- [WORKING DATA]
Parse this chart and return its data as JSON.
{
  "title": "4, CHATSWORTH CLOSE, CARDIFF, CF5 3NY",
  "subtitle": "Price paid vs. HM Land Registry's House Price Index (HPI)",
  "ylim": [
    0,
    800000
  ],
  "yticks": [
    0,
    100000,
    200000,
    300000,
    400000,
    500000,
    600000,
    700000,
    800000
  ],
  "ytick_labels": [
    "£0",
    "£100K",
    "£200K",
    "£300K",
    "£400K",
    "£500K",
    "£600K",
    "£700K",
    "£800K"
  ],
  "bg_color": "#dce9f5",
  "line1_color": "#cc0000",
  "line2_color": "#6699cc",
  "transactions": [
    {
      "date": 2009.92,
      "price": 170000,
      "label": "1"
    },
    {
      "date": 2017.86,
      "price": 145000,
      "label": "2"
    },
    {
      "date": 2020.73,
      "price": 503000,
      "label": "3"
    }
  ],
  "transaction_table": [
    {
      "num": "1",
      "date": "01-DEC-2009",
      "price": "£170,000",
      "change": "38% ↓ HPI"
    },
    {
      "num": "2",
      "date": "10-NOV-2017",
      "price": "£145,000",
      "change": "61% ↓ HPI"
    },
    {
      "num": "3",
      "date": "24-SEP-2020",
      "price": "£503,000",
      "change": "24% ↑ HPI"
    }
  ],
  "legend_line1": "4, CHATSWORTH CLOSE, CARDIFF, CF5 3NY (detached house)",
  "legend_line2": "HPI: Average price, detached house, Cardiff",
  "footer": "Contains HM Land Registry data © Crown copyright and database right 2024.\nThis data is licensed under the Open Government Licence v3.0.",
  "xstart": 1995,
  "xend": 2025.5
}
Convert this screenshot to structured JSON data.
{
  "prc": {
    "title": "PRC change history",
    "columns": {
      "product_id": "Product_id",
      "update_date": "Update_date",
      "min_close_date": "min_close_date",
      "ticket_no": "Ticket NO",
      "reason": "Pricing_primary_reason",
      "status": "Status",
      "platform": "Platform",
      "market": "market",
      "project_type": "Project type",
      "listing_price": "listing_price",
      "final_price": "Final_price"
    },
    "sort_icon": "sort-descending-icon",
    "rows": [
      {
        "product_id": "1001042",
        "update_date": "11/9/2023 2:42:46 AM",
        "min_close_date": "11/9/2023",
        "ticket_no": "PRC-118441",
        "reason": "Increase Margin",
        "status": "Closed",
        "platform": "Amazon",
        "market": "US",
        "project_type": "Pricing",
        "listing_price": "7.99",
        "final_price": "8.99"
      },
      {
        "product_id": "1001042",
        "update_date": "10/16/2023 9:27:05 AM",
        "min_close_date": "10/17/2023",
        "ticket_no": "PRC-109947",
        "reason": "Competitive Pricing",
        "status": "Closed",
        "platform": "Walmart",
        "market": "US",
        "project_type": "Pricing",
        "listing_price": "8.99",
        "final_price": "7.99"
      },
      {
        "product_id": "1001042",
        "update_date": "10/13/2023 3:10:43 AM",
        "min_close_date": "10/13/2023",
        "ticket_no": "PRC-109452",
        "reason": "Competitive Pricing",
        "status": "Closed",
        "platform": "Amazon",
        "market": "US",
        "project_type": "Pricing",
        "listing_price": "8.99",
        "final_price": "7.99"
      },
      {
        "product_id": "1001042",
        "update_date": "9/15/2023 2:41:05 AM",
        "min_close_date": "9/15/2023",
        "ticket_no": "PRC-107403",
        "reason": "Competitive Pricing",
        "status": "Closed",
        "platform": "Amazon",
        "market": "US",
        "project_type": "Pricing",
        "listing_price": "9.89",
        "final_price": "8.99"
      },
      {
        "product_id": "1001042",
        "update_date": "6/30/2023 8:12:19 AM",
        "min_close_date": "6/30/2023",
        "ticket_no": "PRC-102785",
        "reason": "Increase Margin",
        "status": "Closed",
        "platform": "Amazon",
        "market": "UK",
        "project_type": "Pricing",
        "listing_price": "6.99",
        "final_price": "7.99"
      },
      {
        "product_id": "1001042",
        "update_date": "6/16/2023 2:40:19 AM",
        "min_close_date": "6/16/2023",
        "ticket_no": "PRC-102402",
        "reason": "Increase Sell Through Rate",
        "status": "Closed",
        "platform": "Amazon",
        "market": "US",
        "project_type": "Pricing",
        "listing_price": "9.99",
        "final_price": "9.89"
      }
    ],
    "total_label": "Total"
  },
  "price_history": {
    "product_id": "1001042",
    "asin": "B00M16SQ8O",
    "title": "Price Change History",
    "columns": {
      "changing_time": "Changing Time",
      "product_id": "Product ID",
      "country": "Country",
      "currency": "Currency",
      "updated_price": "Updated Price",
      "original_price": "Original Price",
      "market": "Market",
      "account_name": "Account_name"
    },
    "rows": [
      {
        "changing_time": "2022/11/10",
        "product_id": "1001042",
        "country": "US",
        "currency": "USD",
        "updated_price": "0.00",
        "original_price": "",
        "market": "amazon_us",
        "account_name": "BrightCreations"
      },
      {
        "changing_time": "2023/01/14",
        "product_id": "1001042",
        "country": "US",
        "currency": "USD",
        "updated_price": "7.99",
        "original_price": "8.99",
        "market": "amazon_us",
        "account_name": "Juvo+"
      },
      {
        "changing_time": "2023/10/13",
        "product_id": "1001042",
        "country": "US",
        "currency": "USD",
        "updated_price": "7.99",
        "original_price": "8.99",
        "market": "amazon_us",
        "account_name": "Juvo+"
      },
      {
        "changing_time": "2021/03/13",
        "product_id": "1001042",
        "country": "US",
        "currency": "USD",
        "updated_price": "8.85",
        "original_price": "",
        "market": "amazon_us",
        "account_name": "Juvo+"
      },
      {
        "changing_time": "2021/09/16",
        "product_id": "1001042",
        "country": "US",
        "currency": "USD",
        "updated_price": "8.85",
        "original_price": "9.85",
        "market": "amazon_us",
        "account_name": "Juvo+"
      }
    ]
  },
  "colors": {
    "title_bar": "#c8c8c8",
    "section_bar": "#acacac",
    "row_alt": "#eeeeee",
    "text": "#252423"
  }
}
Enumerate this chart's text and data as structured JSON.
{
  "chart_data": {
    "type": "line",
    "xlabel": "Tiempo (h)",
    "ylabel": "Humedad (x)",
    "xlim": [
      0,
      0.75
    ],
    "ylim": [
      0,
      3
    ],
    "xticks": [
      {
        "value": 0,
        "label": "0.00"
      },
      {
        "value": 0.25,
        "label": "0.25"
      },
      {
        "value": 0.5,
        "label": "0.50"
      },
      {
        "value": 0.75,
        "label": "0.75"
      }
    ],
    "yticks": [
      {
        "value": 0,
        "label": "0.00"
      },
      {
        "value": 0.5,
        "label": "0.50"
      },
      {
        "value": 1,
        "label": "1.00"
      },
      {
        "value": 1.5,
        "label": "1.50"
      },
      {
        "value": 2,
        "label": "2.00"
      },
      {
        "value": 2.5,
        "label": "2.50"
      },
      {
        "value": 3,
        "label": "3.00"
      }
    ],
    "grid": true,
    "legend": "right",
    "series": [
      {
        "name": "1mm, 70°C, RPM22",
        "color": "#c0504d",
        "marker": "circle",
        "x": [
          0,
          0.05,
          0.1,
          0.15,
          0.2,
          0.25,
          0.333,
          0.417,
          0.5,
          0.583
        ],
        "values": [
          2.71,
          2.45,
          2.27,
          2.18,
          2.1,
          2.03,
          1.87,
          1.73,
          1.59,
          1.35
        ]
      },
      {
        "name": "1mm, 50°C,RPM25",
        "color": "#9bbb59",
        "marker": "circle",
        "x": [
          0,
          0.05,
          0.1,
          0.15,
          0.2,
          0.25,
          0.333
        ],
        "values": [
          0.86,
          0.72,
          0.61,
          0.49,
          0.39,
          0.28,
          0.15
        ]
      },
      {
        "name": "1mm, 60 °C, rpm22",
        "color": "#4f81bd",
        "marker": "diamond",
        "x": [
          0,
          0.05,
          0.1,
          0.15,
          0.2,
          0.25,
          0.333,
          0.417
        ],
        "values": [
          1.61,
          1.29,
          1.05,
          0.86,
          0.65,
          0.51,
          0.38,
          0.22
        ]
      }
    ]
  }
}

- [EXERCISE DIRECTIONS] Locate all lines in the listing above with the word "text" and copy them.

- [THE RESPONSE]
    "text": "#252423"
Enumerate this chart's text and data as structured JSON.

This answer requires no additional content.